INSTRUÇÕES >> Transcreva, sem qualquer alteração, o trecho da crítica sobre Shrek apresentada abaixo, começando em "A acção do filme" e terminando em "de ser salva.".

EXCERTO DA FONTE >>

+ + + + +

Autor: Filipe Manuel Neto
**Memorável.**
Este é um daqueles filmes que trouxe uma lufada de ar fresco ao mundo da animação digital. Agora, passados vinte anos, é possível compreender o impacto que estes filmes tiveram naquela altura. De facto, este filme inaugurou uma notável tetralogia que se estendeu pela primeira década do século e que se pautou pelo sucesso junto da crítica e na bilheteira, consolidando a DreamWorks como um dos gigantes do cinema animado.
A acção do filme decorre num mundo de contos de fadas: Shrek é um ogre que vive sozinho no pântano e gosta da sua vida livre e despreocupada, onde se diverte com banhos de lama e com as visitas ocasionais de camponeses dispostos a matá-lo e que ele faz fugir com um rugido. Mas isso vai mudar: o prepotente Lorde Farquaad decide mandar para o pântano todas as criaturas mágicas que considera aberrantes e casar-se com uma princesa para finalmente ser um rei de verdade. Shrek contesta o gesto do senhor feudal, mas em resposta apenas recebe a promessa de que terá o pântano de volta na condição de regressar com a princesa, que está presa no alto de uma torre guardada por um dragão, à espera de ser salva.

+ + + + +

Entradas da coleção
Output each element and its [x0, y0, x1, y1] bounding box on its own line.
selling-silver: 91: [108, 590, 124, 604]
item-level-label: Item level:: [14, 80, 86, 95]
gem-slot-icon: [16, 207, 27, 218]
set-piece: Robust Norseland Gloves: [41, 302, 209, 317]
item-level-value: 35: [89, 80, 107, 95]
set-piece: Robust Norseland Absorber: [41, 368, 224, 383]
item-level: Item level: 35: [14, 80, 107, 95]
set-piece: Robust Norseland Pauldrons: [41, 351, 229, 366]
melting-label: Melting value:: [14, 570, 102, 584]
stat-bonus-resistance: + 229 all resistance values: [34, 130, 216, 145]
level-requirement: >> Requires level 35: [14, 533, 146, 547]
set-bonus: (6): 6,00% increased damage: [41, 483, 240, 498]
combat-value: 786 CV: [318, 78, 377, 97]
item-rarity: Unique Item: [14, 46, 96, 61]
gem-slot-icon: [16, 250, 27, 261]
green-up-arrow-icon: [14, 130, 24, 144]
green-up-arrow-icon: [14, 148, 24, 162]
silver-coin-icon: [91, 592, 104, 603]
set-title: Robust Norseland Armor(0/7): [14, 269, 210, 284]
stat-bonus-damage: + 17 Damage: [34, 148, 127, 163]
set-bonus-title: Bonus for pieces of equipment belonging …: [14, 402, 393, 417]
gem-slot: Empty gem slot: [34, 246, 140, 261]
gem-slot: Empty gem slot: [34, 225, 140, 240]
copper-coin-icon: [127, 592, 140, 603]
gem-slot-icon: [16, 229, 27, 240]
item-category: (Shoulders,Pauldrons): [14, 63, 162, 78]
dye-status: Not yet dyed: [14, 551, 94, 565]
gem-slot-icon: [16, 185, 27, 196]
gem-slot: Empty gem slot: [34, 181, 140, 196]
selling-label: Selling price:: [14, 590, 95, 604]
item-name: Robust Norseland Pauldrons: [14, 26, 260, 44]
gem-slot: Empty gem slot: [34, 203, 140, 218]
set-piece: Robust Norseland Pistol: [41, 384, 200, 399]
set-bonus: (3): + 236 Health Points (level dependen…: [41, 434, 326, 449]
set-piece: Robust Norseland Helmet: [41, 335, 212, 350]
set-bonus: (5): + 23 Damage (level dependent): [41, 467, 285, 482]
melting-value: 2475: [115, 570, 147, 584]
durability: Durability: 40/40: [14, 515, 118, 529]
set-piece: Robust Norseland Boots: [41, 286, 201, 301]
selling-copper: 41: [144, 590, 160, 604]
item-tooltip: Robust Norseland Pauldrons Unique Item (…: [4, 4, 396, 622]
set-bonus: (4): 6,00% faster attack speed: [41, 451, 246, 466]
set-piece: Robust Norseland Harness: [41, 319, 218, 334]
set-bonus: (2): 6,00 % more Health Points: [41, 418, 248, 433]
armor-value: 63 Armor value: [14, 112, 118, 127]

+ + + + +

RESOLUÇÃO >>
A acção do filme decorre num mundo de contos de fadas: Shrek é um ogre que vive sozinho no pântano e gosta da sua vida livre e despreocupada, onde se diverte com banhos de lama e com as visitas ocasionais de camponeses dispostos a matá-lo e que ele faz fugir com um rugido. Mas isso vai mudar: o prepotente Lorde Farquaad decide mandar para o pântano todas as criaturas mágicas que considera aberrantes e casar-se com uma princesa para finalmente ser um rei de verdade. Shrek contesta o gesto do senhor feudal, mas em resposta apenas recebe a promessa de que terá o pântano de volta na condição de regressar com a princesa, que está presa no alto de uma torre guardada por um dragão, à espera de ser salva.